Extract START
For the shaft dimensions given, D/d = 50/(50 – 6) = 1.14 and r/d = 3/44 = 0.068

(a) For tensile load

Nominal stress  σ_{nom}=\frac{P}{A} =\frac{50\times 10^{3}}{\pi \times (22\times 10^{-3})^{2}} =32.9  MN/m^{2}

From Fig. 10.23           K_{t}=2.51

Maximum stress  = 2.51 × 32.9 = 82.6  MN/m^{2}

(b) For bending

Nominal stress σ_{nom}=\frac{32M}{\pi d^{3}} =\frac{32\times 150}{\pi \times (44\times 10^{-3})^{3}} =18  MN/m^{2}

and from Fig. 10.24     K_{t}=2.24

Maximum stress Maximum stress  = 2.24 × 18 = 40.3  MN/m^{2}

(c) For torsion

Nominal stress  τ_{nom }=\frac{16 T}{\pi d^{3}} =\frac{16\times 320}{\pi \times (44\times 10^{-3})^{3}} =19.1  MN/m^{2}

and from Fig. 10.25    Kt_{s}=1.65

Maximum stress = 1.65 × 19.1 = 31.5  MN/m^{ 2}

(d) For the combined loading the direct stresses due to bending and tension add to give a total maximum direct stress of 82.6 + 40.3 = 122.9  MN/m^{2} which will then act in conjunction with the shear stress of 3 1.5  MN/m^{2} as shown on the element of Fig. 10.49.

Then either by Mohrs circle or the use of eqn. (13.11)^{†} the maximum principal stress will be
σ_{1} = 130.5  MN/m^{2}.
With a maximum shear stress of τ_{max}= 69  MN/m^{2}.
Extract END
Excerpted records START
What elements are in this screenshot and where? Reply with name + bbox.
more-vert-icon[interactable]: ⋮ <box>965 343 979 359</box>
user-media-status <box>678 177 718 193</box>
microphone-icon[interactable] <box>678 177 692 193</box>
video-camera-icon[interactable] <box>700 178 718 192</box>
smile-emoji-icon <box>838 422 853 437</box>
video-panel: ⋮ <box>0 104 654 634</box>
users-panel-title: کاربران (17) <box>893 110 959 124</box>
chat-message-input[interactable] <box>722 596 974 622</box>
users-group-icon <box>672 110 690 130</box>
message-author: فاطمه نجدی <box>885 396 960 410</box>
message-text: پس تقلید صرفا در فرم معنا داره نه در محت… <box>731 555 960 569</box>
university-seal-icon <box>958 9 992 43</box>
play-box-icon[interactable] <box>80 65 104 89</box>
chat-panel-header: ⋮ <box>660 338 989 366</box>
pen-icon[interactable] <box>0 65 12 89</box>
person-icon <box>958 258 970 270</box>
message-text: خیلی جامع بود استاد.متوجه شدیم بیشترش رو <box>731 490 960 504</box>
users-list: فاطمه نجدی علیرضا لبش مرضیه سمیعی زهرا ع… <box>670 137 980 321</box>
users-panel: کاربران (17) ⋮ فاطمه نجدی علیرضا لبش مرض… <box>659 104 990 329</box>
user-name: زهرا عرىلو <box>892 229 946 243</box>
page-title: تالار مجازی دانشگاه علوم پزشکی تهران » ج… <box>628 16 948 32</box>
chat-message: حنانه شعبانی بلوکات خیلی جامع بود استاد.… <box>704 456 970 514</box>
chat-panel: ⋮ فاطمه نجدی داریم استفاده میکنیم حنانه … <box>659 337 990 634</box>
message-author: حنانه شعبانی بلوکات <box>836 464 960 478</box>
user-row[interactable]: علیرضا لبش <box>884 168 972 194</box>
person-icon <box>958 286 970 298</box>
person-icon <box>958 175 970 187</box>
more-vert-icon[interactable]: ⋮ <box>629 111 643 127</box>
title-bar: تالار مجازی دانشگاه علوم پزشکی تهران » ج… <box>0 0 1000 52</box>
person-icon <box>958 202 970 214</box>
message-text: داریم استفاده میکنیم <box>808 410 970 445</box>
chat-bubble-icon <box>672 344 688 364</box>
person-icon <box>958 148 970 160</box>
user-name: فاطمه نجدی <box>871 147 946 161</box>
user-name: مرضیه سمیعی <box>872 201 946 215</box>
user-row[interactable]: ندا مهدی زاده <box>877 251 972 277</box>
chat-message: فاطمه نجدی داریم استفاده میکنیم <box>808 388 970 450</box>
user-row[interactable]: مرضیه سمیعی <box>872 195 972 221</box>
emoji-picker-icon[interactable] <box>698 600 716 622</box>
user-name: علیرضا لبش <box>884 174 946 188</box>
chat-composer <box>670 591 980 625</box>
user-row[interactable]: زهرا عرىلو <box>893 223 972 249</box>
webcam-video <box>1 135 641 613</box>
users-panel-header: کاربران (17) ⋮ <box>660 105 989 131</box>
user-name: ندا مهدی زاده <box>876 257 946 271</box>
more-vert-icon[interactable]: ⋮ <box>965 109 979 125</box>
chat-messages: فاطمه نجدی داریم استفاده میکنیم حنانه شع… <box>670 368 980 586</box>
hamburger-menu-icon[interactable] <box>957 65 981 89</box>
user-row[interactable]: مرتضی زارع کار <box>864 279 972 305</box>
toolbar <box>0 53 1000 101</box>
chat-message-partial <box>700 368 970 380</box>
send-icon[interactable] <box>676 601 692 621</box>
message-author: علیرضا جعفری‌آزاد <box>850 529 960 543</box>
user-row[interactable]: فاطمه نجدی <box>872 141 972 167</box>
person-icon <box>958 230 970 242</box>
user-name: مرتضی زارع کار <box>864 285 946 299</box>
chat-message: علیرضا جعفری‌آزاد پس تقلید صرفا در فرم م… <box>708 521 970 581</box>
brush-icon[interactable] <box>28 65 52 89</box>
Excerpted records END
**Complete the following:**
[1] Copy the part of the shaft calculation from "Maximum stress = 1.65" to "of Fig. 10.49." word for word.
[2] In the shaft calculation, what value of K_t is read from Fig. 10.24 for the bending case?
[3] In step (d) of the shaft calculation, why is the total maximum direct stress 122.9 MN/m^2? Explain in one to three sentences.

**Outputs for the tasks:**
[1]
Maximum stress = 1.65 × 19.1 = 31.5  MN/m^{ 2}

(d) For the combined loading the direct stresses due to bending and tension add to give a total maximum direct stress of 82.6 + 40.3 = 122.9  MN/m^{2} which will then act in conjunction with the shear stress of 3 1.5  MN/m^{2} as shown on the element of Fig. 10.49.

[2] K_t = 2.24

[3] Under the combined loading, the direct stresses from bending and tension add together. The tensile maximum stress of 82.6 MN/m^2 plus the bending maximum stress of 40.3 MN/m^2 gives 122.9 MN/m^2, which then acts together with the shear stress from torsion.